## DIRECTIONS
In full and without alteration, repeat the material.

## MATERIAL FOR THE TASK
↓↓↓

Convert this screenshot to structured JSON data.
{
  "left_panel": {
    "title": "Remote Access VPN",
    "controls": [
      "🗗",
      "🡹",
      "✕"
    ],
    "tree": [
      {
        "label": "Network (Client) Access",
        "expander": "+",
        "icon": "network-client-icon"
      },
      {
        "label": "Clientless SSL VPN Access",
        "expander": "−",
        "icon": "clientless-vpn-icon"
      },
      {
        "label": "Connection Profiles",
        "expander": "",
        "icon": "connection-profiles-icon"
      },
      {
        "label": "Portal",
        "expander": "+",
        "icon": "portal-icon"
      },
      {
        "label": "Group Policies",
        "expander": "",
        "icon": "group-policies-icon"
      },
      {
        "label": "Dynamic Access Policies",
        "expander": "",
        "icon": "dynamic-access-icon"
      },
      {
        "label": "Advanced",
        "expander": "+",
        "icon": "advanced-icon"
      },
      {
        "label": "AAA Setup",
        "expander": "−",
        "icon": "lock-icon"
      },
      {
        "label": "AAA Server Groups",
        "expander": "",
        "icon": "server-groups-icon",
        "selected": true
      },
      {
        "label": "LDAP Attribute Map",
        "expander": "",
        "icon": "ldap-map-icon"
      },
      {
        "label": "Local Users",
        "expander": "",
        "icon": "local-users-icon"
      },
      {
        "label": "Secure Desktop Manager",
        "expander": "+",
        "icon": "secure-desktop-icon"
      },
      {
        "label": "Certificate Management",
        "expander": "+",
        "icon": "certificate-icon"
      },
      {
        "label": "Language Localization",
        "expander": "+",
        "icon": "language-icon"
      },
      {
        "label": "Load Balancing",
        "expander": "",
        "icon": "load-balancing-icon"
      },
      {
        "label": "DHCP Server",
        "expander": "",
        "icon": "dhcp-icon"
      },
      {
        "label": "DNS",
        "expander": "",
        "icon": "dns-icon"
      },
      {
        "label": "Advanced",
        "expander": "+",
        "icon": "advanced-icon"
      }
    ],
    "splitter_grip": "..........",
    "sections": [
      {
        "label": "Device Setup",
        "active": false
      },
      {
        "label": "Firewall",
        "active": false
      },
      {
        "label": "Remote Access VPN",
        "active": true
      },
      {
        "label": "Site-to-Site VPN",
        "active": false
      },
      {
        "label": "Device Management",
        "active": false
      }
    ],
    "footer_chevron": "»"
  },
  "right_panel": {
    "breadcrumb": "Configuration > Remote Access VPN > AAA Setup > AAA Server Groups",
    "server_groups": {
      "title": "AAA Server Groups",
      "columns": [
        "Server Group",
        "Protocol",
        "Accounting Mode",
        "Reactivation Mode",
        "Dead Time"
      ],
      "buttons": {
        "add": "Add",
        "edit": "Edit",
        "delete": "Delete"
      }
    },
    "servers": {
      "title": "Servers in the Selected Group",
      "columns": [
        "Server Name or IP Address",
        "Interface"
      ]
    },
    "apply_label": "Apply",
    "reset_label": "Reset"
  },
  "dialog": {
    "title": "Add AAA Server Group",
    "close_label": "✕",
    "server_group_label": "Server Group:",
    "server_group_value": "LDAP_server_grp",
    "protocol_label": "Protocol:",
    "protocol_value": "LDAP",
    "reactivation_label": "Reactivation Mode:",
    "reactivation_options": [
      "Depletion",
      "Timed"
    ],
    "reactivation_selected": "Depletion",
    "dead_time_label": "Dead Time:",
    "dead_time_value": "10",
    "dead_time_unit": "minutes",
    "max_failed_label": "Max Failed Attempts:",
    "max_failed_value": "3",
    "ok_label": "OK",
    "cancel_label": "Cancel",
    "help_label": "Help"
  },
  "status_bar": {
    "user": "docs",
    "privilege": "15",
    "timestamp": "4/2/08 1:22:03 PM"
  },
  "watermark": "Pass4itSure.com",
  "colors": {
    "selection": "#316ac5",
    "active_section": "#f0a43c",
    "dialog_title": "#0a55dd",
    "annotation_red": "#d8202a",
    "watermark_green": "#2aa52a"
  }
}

↑↑↑

## COMPLETE ANSWER
Convert this screenshot to structured JSON data.
{
  "left_panel": {
    "title": "Remote Access VPN",
    "controls": [
      "🗗",
      "🡹",
      "✕"
    ],
    "tree": [
      {
        "label": "Network (Client) Access",
        "expander": "+",
        "icon": "network-client-icon"
      },
      {
        "label": "Clientless SSL VPN Access",
        "expander": "−",
        "icon": "clientless-vpn-icon"
      },
      {
        "label": "Connection Profiles",
        "expander": "",
        "icon": "connection-profiles-icon"
      },
      {
        "label": "Portal",
        "expander": "+",
        "icon": "portal-icon"
      },
      {
        "label": "Group Policies",
        "expander": "",
        "icon": "group-policies-icon"
      },
      {
        "label": "Dynamic Access Policies",
        "expander": "",
        "icon": "dynamic-access-icon"
      },
      {
        "label": "Advanced",
        "expander": "+",
        "icon": "advanced-icon"
      },
      {
        "label": "AAA Setup",
        "expander": "−",
        "icon": "lock-icon"
      },
      {
        "label": "AAA Server Groups",
        "expander": "",
        "icon": "server-groups-icon",
        "selected": true
      },
      {
        "label": "LDAP Attribute Map",
        "expander": "",
        "icon": "ldap-map-icon"
      },
      {
        "label": "Local Users",
        "expander": "",
        "icon": "local-users-icon"
      },
      {
        "label": "Secure Desktop Manager",
        "expander": "+",
        "icon": "secure-desktop-icon"
      },
      {
        "label": "Certificate Management",
        "expander": "+",
        "icon": "certificate-icon"
      },
      {
        "label": "Language Localization",
        "expander": "+",
        "icon": "language-icon"
      },
      {
        "label": "Load Balancing",
        "expander": "",
        "icon": "load-balancing-icon"
      },
      {
        "label": "DHCP Server",
        "expander": "",
        "icon": "dhcp-icon"
      },
      {
        "label": "DNS",
        "expander": "",
        "icon": "dns-icon"
      },
      {
        "label": "Advanced",
        "expander": "+",
        "icon": "advanced-icon"
      }
    ],
    "splitter_grip": "..........",
    "sections": [
      {
        "label": "Device Setup",
        "active": false
      },
      {
        "label": "Firewall",
        "active": false
      },
      {
        "label": "Remote Access VPN",
        "active": true
      },
      {
        "label": "Site-to-Site VPN",
        "active": false
      },
      {
        "label": "Device Management",
        "active": false
      }
    ],
    "footer_chevron": "»"
  },
  "right_panel": {
    "breadcrumb": "Configuration > Remote Access VPN > AAA Setup > AAA Server Groups",
    "server_groups": {
      "title": "AAA Server Groups",
      "columns": [
        "Server Group",
        "Protocol",
        "Accounting Mode",
        "Reactivation Mode",
        "Dead Time"
      ],
      "buttons": {
        "add": "Add",
        "edit": "Edit",
        "delete": "Delete"
      }
    },
    "servers": {
      "title": "Servers in the Selected Group",
      "columns": [
        "Server Name or IP Address",
        "Interface"
      ]
    },
    "apply_label": "Apply",
    "reset_label": "Reset"
  },
  "dialog": {
    "title": "Add AAA Server Group",
    "close_label": "✕",
    "server_group_label": "Server Group:",
    "server_group_value": "LDAP_server_grp",
    "protocol_label": "Protocol:",
    "protocol_value": "LDAP",
    "reactivation_label": "Reactivation Mode:",
    "reactivation_options": [
      "Depletion",
      "Timed"
    ],
    "reactivation_selected": "Depletion",
    "dead_time_label": "Dead Time:",
    "dead_time_value": "10",
    "dead_time_unit": "minutes",
    "max_failed_label": "Max Failed Attempts:",
    "max_failed_value": "3",
    "ok_label": "OK",
    "cancel_label": "Cancel",
    "help_label": "Help"
  },
  "status_bar": {
    "user": "docs",
    "privilege": "15",
    "timestamp": "4/2/08 1:22:03 PM"
  },
  "watermark": "Pass4itSure.com",
  "colors": {
    "selection": "#316ac5",
    "active_section": "#f0a43c",
    "dialog_title": "#0a55dd",
    "annotation_red": "#d8202a",
    "watermark_green": "#2aa52a"
  }
}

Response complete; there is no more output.